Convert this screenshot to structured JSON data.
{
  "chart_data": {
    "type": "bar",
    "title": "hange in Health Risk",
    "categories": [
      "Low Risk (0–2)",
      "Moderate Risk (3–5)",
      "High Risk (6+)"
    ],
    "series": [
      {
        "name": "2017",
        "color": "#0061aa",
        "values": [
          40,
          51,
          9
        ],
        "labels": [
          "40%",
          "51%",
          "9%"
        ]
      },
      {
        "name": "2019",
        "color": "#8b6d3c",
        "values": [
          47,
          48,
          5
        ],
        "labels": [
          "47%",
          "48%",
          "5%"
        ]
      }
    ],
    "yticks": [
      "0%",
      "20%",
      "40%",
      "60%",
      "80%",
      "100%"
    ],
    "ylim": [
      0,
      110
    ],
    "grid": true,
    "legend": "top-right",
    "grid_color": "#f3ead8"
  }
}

☆ ☆ ☆ ☆ ☆ ☆ ☆

SHORT TASK
Note each line of the entries that has "Risk" in it, and copy those lines.

REPLY
    "title": "hange in Health Risk",
      "Low Risk (0–2)",
      "Moderate Risk (3–5)",
      "High Risk (6+)"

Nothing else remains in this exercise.